Exercise objective ->
Would you transcribe the whole listing exactly, minus its pictures?

--- START Data shown ---

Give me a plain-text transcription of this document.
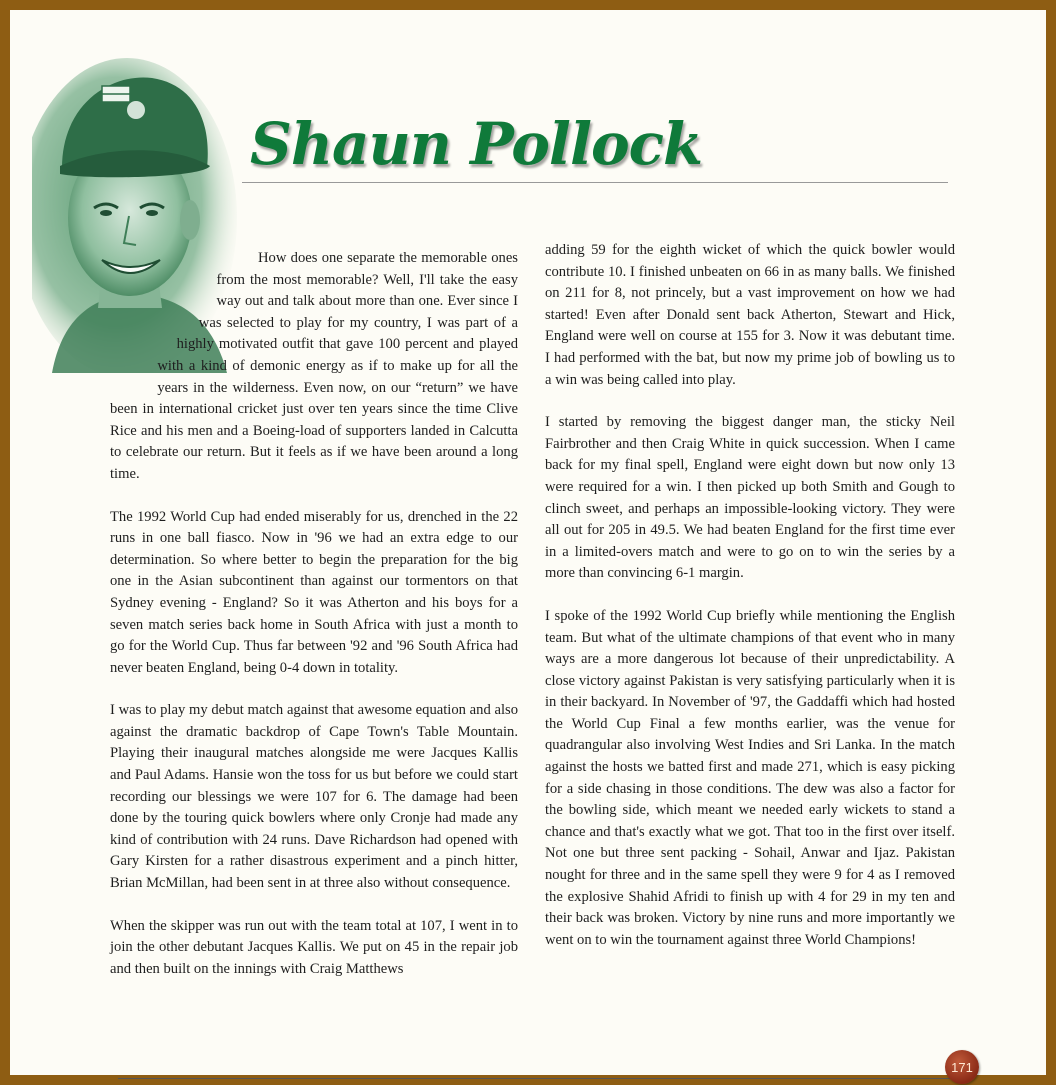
Shaun Pollock

How does one separate the memorable ones from the most memorable? Well, I'll take the easy way out and talk about more than one. Ever since I was selected to play for my country, I was part of a highly motivated outfit that gave 100 percent and played with a kind of demonic energy as if to make up for all the years in the wilderness. Even now, on our “return” we have been in international cricket just over ten years since the time Clive Rice and his men and a Boeing-load of supporters landed in Calcutta to celebrate our return. But it feels as if we have been around a long time.

The 1992 World Cup had ended miserably for us, drenched in the 22 runs in one ball fiasco. Now in '96 we had an extra edge to our determination. So where better to begin the preparation for the big one in the Asian subcontinent than against our tormentors on that Sydney evening - England? So it was Atherton and his boys for a seven match series back home in South Africa with just a month to go for the World Cup. Thus far between '92 and '96 South Africa had never beaten England, being 0-4 down in totality.

I was to play my debut match against that awesome equation and also against the dramatic backdrop of Cape Town's Table Mountain. Playing their inaugural matches alongside me were Jacques Kallis and Paul Adams. Hansie won the toss for us but before we could start recording our blessings we were 107 for 6. The damage had been done by the touring quick bowlers where only Cronje had made any kind of contribution with 24 runs. Dave Richardson had opened with Gary Kirsten for a rather disastrous experiment and a pinch hitter, Brian McMillan, had been sent in at three also without consequence.

When the skipper was run out with the team total at 107, I went in to join the other debutant Jacques Kallis. We put on 45 in the repair job and then built on the innings with Craig Matthews

adding 59 for the eighth wicket of which the quick bowler would contribute 10. I finished unbeaten on 66 in as many balls. We finished on 211 for 8, not princely, but a vast improvement on how we had started! Even after Donald sent back Atherton, Stewart and Hick, England were well on course at 155 for 3. Now it was debutant time. I had performed with the bat, but now my prime job of bowling us to a win was being called into play.

I started by removing the biggest danger man, the sticky Neil Fairbrother and then Craig White in quick succession. When I came back for my final spell, England were eight down but now only 13 were required for a win. I then picked up both Smith and Gough to clinch sweet, and perhaps an impossible-looking victory. They were all out for 205 in 49.5. We had beaten England for the first time ever in a limited-overs match and were to go on to win the series by a more than convincing 6-1 margin.

I spoke of the 1992 World Cup briefly while mentioning the English team. But what of the ultimate champions of that event who in many ways are a more dangerous lot because of their unpredictability. A close victory against Pakistan is very satisfying particularly when it is in their backyard. In November of '97, the Gaddaffi which had hosted the World Cup Final a few months earlier, was the venue for quadrangular also involving West Indies and Sri Lanka. In the match against the hosts we batted first and made 271, which is easy picking for a side chasing in those conditions. The dew was also a factor for the bowling side, which meant we needed early wickets to stand a chance and that's exactly what we got. That too in the first over itself. Not one but three sent packing - Sohail, Anwar and Ijaz. Pakistan nought for three and in the same spell they were 9 for 4 as I removed the explosive Shahid Afridi to finish up with 4 for 29 in my ten and their back was broken. Victory by nine runs and more importantly we went on to win the tournament against three World Champions!

171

--- END Data shown ---

Problem solution ->
Give me a plain-text transcription of this document.
Shaun Pollock

How does one separate the memorable ones from the most memorable? Well, I'll take the easy way out and talk about more than one. Ever since I was selected to play for my country, I was part of a highly motivated outfit that gave 100 percent and played with a kind of demonic energy as if to make up for all the years in the wilderness. Even now, on our “return” we have been in international cricket just over ten years since the time Clive Rice and his men and a Boeing-load of supporters landed in Calcutta to celebrate our return. But it feels as if we have been around a long time.

The 1992 World Cup had ended miserably for us, drenched in the 22 runs in one ball fiasco. Now in '96 we had an extra edge to our determination. So where better to begin the preparation for the big one in the Asian subcontinent than against our tormentors on that Sydney evening - England? So it was Atherton and his boys for a seven match series back home in South Africa with just a month to go for the World Cup. Thus far between '92 and '96 South Africa had never beaten England, being 0-4 down in totality.

I was to play my debut match against that awesome equation and also against the dramatic backdrop of Cape Town's Table Mountain. Playing their inaugural matches alongside me were Jacques Kallis and Paul Adams. Hansie won the toss for us but before we could start recording our blessings we were 107 for 6. The damage had been done by the touring quick bowlers where only Cronje had made any kind of contribution with 24 runs. Dave Richardson had opened with Gary Kirsten for a rather disastrous experiment and a pinch hitter, Brian McMillan, had been sent in at three also without consequence.

When the skipper was run out with the team total at 107, I went in to join the other debutant Jacques Kallis. We put on 45 in the repair job and then built on the innings with Craig Matthews

adding 59 for the eighth wicket of which the quick bowler would contribute 10. I finished unbeaten on 66 in as many balls. We finished on 211 for 8, not princely, but a vast improvement on how we had started! Even after Donald sent back Atherton, Stewart and Hick, England were well on course at 155 for 3. Now it was debutant time. I had performed with the bat, but now my prime job of bowling us to a win was being called into play.

I started by removing the biggest danger man, the sticky Neil Fairbrother and then Craig White in quick succession. When I came back for my final spell, England were eight down but now only 13 were required for a win. I then picked up both Smith and Gough to clinch sweet, and perhaps an impossible-looking victory. They were all out for 205 in 49.5. We had beaten England for the first time ever in a limited-overs match and were to go on to win the series by a more than convincing 6-1 margin.

I spoke of the 1992 World Cup briefly while mentioning the English team. But what of the ultimate champions of that event who in many ways are a more dangerous lot because of their unpredictability. A close victory against Pakistan is very satisfying particularly when it is in their backyard. In November of '97, the Gaddaffi which had hosted the World Cup Final a few months earlier, was the venue for quadrangular also involving West Indies and Sri Lanka. In the match against the hosts we batted first and made 271, which is easy picking for a side chasing in those conditions. The dew was also a factor for the bowling side, which meant we needed early wickets to stand a chance and that's exactly what we got. That too in the first over itself. Not one but three sent packing - Sohail, Anwar and Ijaz. Pakistan nought for three and in the same spell they were 9 for 4 as I removed the explosive Shahid Afridi to finish up with 4 for 29 in my ten and their back was broken. Victory by nine runs and more importantly we went on to win the tournament against three World Champions!

171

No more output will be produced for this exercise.